═════ GIVEN ENTRIES
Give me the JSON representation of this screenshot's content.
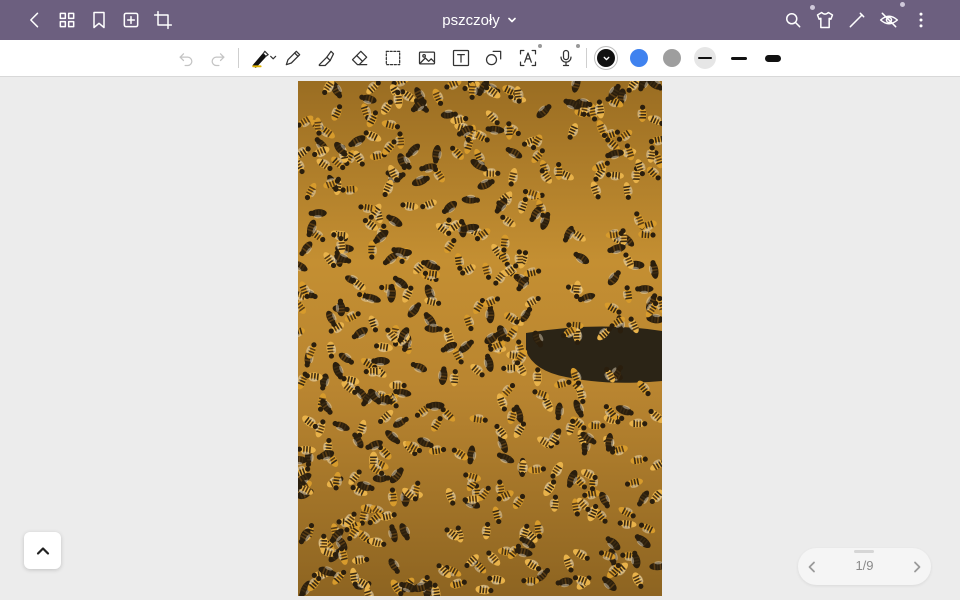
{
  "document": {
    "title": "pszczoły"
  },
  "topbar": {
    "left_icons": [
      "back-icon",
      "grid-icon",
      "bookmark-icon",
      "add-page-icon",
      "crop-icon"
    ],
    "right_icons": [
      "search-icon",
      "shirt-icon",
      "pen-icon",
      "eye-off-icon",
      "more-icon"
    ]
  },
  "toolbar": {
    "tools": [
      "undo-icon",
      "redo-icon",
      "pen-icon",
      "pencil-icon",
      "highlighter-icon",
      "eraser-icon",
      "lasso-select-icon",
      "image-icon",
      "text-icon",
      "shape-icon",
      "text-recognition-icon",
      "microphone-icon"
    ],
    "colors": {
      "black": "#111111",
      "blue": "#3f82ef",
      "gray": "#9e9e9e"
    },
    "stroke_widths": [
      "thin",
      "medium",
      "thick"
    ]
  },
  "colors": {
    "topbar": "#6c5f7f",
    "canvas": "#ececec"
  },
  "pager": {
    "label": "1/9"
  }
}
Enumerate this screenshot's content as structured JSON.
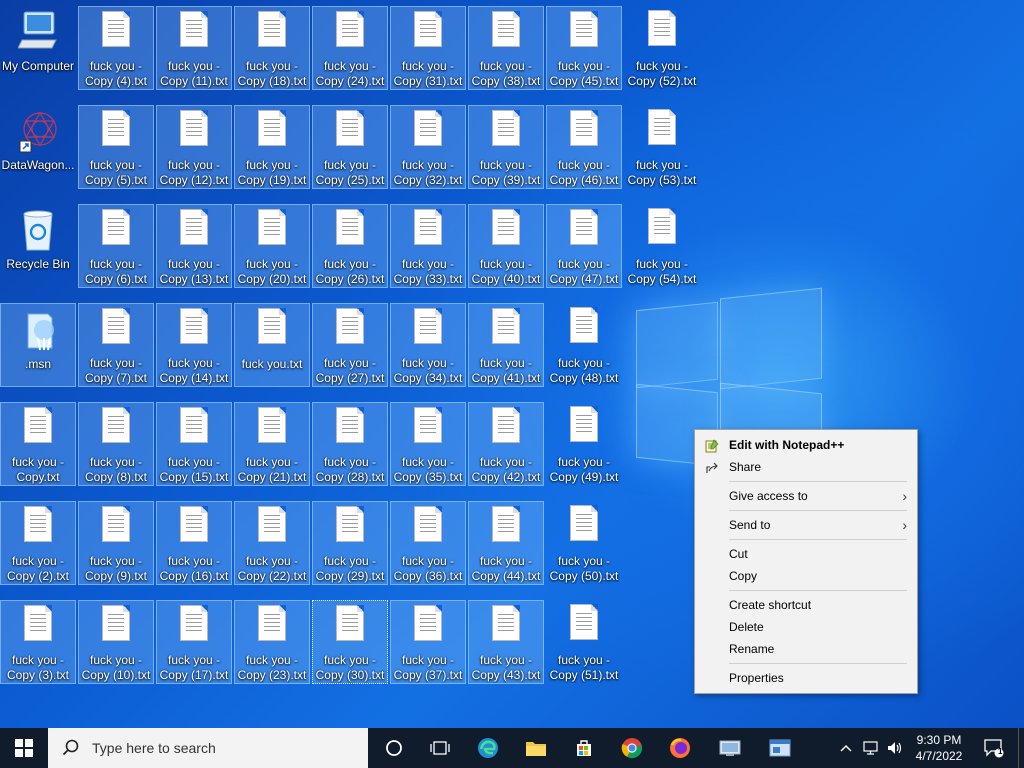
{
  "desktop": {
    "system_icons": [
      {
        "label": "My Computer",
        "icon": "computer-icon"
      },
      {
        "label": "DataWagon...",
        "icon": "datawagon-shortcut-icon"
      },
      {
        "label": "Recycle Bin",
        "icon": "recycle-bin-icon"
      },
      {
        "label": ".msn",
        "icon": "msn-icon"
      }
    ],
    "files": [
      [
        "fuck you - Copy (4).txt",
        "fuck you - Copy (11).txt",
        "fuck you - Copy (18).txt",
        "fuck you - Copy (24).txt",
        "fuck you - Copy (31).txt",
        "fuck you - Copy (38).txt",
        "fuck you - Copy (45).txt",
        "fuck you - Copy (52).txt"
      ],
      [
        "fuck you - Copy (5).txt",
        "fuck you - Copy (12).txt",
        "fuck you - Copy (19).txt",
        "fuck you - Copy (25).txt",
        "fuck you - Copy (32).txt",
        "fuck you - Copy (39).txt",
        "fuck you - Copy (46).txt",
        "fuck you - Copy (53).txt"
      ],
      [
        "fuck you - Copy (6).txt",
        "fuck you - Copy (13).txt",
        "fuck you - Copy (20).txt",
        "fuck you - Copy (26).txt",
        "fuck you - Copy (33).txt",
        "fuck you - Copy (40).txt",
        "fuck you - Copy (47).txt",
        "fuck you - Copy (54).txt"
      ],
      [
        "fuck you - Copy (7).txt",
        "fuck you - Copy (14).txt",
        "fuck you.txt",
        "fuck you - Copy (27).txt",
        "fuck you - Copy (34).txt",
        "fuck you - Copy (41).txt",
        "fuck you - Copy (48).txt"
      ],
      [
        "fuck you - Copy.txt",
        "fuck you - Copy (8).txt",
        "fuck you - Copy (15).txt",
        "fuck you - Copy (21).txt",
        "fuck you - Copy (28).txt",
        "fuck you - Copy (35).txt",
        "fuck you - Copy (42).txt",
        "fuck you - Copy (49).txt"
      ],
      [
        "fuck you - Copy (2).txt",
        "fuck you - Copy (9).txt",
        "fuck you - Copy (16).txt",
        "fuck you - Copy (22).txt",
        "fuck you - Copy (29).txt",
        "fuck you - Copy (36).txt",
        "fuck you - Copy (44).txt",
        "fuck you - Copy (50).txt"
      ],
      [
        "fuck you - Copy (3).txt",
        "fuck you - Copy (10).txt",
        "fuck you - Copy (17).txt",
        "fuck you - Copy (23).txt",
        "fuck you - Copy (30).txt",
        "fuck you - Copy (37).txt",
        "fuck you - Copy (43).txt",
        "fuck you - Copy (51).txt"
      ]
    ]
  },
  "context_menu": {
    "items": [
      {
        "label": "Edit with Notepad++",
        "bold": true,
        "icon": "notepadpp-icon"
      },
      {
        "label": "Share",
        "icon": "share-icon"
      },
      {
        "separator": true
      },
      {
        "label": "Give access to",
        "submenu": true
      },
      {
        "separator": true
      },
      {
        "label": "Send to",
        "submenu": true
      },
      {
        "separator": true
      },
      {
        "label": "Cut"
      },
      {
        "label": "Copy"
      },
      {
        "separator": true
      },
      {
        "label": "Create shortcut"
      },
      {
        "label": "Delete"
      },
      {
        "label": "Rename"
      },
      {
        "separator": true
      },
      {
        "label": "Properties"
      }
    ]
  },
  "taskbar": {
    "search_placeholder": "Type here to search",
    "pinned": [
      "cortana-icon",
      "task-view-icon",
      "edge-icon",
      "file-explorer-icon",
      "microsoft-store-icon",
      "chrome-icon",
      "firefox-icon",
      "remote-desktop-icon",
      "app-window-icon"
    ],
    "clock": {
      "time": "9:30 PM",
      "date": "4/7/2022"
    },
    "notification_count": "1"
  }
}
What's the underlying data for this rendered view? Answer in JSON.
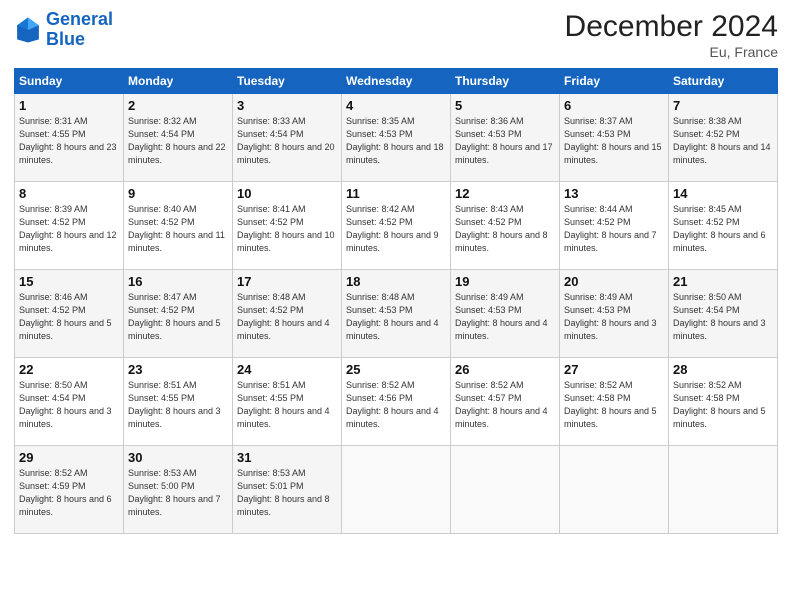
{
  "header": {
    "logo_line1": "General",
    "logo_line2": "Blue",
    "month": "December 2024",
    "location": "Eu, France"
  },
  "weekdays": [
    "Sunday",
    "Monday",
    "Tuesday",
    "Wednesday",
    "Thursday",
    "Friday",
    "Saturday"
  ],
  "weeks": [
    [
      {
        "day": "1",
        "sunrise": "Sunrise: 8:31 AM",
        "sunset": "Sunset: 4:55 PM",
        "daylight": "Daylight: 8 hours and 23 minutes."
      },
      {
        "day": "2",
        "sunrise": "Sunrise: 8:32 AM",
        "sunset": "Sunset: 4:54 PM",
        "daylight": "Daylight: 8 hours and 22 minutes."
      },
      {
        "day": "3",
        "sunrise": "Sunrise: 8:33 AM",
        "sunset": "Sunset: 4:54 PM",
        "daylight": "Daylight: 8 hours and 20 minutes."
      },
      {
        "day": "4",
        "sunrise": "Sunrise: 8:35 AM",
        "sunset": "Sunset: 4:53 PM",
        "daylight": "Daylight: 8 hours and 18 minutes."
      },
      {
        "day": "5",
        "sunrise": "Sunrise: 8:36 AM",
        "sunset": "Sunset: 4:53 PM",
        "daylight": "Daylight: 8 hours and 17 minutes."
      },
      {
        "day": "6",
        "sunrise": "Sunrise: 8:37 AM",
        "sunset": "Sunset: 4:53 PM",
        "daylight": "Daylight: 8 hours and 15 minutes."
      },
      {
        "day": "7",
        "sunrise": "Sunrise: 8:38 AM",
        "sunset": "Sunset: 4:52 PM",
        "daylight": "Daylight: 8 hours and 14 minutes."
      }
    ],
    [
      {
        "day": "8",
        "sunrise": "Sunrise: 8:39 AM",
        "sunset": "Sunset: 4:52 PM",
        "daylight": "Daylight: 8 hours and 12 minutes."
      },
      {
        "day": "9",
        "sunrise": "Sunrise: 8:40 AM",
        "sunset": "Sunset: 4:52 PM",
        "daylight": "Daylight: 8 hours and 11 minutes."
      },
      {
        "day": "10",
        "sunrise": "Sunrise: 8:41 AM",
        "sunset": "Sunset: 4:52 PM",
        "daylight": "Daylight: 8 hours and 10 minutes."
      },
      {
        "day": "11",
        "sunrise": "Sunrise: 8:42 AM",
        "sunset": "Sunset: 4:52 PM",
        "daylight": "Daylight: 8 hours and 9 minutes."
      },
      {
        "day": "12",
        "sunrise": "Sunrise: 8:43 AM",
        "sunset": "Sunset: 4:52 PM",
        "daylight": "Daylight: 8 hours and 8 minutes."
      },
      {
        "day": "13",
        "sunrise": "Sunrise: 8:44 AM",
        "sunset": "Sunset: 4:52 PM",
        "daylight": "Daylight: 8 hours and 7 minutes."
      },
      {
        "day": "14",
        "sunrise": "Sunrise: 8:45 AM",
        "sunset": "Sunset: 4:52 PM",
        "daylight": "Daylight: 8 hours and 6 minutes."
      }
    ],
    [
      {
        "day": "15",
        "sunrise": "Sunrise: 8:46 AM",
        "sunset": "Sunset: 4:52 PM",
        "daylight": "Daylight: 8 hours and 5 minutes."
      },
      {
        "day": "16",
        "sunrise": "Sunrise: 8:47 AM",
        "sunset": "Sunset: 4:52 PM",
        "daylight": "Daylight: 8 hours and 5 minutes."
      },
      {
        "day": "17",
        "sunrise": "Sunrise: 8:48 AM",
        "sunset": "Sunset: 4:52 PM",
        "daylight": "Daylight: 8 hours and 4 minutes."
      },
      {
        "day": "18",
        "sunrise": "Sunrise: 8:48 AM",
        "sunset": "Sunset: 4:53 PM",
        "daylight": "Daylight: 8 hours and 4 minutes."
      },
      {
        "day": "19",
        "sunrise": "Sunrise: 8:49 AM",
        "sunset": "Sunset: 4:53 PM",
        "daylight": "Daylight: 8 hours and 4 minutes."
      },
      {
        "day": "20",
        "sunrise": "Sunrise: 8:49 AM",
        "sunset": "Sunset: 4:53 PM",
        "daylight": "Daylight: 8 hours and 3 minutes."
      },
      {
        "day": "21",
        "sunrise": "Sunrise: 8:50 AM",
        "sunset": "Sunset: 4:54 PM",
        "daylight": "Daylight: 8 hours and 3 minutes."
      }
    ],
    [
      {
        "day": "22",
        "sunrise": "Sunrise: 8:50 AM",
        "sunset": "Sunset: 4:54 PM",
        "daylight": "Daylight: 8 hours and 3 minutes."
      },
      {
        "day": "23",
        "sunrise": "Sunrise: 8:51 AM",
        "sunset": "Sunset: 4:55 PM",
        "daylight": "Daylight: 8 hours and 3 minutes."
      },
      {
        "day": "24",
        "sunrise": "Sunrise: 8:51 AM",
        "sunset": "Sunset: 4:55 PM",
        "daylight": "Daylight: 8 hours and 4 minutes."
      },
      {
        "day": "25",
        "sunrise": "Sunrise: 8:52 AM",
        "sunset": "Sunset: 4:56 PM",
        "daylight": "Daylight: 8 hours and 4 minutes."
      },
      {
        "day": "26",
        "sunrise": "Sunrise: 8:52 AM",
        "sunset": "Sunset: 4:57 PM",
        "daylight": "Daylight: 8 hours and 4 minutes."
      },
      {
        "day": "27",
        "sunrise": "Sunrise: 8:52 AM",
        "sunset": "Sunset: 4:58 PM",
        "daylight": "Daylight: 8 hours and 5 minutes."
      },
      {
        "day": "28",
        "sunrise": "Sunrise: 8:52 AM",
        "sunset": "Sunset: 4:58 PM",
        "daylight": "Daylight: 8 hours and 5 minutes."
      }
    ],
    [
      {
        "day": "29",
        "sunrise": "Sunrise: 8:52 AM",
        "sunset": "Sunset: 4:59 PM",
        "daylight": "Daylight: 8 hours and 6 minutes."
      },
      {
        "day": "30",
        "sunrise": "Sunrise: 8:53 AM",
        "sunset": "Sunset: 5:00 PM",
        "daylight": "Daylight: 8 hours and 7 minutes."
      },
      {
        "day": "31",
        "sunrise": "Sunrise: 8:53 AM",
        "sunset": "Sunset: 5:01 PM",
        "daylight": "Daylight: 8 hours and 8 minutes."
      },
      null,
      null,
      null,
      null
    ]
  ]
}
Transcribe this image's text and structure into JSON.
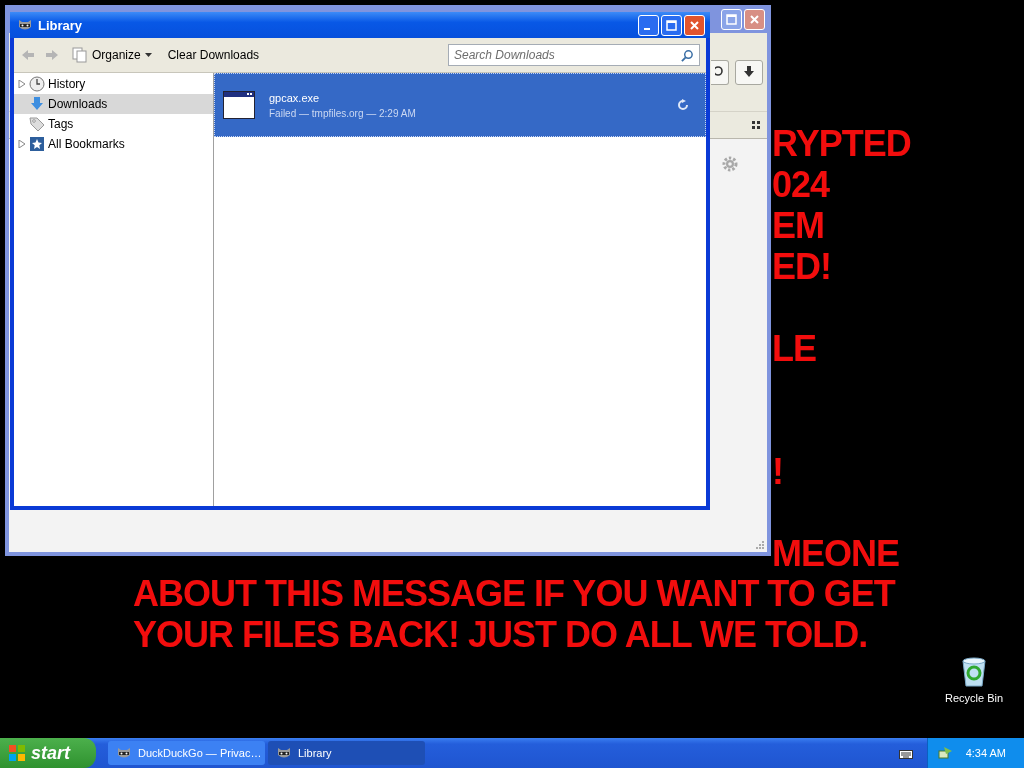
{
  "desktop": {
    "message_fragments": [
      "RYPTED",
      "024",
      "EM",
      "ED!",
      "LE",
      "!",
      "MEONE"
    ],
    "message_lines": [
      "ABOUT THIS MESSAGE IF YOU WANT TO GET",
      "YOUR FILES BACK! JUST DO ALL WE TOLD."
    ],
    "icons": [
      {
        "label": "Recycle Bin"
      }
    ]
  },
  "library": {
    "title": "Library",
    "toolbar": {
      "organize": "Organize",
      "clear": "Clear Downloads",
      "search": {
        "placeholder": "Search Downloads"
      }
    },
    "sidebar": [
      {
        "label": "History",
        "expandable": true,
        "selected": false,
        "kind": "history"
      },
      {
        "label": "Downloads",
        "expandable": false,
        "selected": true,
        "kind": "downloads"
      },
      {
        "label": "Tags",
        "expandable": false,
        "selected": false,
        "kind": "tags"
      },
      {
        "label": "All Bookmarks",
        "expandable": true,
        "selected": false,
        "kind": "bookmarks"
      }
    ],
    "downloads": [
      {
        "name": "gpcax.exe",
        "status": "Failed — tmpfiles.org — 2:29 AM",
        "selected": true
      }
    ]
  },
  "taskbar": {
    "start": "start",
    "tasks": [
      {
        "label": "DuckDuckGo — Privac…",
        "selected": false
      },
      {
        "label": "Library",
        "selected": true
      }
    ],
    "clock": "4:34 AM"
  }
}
══════════
**THE REQUEST**
Return only the count of lines in the records that hold the word "image".

**RESPONSE TO THIS TASK**
2